| WHAT IS NEEDED |
Check each line of the records below for the word "vitality" and copy those where it appears.

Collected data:
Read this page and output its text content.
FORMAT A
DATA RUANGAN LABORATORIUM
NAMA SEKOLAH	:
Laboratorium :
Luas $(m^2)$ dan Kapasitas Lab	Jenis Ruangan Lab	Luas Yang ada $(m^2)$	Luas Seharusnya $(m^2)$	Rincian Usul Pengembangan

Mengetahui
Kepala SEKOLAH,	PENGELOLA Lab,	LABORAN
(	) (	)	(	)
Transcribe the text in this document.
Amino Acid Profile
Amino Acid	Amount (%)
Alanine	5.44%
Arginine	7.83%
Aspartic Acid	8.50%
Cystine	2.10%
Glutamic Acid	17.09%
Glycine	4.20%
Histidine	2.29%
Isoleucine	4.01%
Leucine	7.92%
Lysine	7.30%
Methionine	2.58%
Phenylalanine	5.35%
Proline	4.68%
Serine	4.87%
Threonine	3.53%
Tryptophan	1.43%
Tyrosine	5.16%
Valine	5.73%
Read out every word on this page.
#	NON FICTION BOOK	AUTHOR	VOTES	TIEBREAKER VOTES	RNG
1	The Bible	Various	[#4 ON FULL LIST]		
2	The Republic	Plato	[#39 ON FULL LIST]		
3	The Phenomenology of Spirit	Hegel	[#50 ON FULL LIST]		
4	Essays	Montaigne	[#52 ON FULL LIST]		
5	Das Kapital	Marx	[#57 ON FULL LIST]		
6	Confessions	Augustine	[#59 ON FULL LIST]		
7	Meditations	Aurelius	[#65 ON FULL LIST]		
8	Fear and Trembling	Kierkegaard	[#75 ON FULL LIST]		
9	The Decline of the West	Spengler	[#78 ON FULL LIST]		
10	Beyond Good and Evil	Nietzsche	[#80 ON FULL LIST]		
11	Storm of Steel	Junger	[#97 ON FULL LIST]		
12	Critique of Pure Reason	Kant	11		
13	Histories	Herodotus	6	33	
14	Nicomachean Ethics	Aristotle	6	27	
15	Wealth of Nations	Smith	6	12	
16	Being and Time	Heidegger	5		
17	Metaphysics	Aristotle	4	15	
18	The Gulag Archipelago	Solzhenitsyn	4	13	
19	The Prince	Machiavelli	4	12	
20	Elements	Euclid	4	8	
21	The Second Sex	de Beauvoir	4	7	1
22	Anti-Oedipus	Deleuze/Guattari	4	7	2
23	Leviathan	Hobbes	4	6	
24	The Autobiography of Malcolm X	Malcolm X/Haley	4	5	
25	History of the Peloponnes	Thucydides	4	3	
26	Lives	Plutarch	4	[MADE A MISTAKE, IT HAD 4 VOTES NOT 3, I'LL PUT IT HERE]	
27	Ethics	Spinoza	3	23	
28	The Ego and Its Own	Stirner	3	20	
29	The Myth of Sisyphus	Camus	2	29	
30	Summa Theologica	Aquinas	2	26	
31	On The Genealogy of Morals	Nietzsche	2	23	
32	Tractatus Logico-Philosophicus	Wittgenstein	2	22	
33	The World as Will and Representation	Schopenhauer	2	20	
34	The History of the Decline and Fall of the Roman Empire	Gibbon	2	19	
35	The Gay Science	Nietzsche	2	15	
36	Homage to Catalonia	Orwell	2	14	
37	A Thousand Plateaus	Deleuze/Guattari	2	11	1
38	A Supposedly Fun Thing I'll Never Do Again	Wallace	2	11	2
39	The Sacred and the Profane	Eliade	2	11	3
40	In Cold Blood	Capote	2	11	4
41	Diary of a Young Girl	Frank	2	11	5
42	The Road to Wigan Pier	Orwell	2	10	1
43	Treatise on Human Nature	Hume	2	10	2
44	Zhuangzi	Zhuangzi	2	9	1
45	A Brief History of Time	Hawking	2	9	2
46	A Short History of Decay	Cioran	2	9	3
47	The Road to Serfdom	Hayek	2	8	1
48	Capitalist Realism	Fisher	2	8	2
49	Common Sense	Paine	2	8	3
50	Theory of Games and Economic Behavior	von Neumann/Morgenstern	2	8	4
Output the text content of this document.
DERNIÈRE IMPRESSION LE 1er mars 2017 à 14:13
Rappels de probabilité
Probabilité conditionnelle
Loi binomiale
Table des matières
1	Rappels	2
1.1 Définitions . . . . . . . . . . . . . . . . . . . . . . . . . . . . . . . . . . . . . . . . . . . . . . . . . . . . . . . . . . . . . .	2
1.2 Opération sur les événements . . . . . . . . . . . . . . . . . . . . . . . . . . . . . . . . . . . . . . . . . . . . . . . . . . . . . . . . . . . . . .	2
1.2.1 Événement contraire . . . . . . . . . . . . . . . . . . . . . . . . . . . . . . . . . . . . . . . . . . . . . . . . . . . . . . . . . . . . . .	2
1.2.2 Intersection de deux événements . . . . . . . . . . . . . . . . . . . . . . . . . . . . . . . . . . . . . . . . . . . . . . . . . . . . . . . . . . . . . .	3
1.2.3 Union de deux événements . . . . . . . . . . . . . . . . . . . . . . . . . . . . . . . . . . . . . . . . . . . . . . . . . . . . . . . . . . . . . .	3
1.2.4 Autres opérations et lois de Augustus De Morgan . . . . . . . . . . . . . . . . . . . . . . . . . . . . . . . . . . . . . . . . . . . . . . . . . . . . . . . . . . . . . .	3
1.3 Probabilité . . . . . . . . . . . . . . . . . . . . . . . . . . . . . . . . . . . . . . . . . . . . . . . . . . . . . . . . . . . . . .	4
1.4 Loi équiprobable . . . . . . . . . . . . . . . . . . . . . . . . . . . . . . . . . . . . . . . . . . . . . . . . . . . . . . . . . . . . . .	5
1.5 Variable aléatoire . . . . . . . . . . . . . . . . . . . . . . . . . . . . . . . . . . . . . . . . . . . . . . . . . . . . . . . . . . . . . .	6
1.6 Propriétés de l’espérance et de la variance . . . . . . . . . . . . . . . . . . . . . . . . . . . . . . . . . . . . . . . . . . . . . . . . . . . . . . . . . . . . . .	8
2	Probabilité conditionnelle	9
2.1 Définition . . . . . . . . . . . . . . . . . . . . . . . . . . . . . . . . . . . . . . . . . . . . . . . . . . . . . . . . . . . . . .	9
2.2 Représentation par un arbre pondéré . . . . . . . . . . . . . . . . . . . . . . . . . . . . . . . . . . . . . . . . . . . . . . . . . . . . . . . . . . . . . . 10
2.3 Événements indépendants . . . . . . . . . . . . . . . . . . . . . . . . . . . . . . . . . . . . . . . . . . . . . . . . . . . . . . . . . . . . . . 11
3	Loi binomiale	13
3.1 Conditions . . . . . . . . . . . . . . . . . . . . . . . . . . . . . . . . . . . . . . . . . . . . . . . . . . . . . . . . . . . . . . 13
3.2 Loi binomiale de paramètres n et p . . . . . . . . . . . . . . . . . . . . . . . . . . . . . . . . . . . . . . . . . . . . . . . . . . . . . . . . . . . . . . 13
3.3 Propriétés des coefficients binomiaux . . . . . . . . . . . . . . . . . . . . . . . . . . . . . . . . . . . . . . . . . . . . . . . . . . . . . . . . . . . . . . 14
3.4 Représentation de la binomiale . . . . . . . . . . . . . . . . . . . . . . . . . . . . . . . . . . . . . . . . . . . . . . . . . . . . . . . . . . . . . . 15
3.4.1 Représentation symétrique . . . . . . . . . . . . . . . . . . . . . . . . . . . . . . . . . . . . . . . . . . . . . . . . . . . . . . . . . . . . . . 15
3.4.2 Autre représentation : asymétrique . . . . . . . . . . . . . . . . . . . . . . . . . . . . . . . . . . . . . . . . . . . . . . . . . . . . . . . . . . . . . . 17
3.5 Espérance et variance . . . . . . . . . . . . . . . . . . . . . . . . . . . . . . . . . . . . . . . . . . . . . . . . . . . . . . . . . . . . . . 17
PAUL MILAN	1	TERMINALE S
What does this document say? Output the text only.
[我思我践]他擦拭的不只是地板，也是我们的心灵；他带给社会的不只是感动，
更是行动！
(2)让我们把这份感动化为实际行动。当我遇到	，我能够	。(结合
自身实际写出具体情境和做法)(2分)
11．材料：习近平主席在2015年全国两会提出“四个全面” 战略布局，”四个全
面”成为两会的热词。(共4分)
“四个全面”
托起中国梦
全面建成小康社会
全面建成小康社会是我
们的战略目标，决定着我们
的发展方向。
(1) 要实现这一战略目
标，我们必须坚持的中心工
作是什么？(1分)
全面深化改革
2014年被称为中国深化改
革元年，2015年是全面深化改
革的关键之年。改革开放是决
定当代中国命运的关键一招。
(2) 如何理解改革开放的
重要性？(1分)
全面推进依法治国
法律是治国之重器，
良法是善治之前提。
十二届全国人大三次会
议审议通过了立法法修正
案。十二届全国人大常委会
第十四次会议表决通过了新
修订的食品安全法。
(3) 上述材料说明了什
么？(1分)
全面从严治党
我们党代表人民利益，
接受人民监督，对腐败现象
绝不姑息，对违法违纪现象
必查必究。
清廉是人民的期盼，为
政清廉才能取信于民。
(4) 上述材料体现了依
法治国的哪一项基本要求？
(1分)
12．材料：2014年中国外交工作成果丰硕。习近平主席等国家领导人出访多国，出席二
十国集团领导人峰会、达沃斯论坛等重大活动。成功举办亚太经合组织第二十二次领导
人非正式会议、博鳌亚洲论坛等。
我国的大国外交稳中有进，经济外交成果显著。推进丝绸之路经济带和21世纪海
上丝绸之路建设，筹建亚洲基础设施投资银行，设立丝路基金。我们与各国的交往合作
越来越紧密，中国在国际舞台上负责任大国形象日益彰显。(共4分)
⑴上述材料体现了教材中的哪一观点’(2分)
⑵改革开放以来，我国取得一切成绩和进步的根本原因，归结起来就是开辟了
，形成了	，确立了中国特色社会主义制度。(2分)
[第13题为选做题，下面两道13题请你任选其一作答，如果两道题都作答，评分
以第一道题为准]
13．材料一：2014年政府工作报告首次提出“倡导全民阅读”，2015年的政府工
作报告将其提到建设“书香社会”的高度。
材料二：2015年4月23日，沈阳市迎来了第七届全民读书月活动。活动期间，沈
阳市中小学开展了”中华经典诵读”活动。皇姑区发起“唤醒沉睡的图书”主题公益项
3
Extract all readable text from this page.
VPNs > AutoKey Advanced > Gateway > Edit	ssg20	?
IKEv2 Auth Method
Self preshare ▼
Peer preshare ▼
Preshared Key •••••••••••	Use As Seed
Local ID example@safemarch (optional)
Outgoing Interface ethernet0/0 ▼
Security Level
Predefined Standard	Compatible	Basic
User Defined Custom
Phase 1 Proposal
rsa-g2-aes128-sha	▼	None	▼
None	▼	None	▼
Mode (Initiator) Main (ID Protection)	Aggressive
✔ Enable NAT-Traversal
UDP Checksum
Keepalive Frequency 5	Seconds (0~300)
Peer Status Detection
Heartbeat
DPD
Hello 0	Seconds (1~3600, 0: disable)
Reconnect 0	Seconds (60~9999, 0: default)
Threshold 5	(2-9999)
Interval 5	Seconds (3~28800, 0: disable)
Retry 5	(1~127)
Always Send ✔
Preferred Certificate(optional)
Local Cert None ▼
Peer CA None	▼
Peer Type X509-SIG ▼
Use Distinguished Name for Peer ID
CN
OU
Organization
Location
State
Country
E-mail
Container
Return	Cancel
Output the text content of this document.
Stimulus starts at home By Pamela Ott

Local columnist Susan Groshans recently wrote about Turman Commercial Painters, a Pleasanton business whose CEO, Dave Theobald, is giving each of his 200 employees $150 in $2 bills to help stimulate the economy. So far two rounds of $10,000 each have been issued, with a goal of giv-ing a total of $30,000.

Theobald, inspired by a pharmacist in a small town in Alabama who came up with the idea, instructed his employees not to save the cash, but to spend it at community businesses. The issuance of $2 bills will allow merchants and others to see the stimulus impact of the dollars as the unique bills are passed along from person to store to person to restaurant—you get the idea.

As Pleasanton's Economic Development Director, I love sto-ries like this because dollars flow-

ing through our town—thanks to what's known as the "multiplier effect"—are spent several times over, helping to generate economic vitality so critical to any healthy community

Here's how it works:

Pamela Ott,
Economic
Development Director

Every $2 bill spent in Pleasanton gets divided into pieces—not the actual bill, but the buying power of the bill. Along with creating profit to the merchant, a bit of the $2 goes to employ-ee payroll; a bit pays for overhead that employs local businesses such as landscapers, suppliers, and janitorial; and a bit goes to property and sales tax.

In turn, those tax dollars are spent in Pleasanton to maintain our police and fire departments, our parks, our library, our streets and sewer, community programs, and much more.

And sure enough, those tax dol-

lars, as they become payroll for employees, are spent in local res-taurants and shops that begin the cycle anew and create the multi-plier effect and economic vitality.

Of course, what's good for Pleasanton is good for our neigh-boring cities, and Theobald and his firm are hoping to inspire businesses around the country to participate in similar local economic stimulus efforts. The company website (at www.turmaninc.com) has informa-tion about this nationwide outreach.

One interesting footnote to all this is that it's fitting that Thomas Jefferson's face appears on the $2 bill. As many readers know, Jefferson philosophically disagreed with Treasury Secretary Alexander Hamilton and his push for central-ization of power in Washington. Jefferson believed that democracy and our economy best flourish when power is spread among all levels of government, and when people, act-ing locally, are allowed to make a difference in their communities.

| SOLUTION BELOW |
ing through our town—thanks to what's known as the "multiplier effect"—are spent several times over, helping to generate economic vitality so critical to any healthy community
lars, as they become payroll for employees, are spent in local res-taurants and shops that begin the cycle anew and create the multi-plier effect and economic vitality.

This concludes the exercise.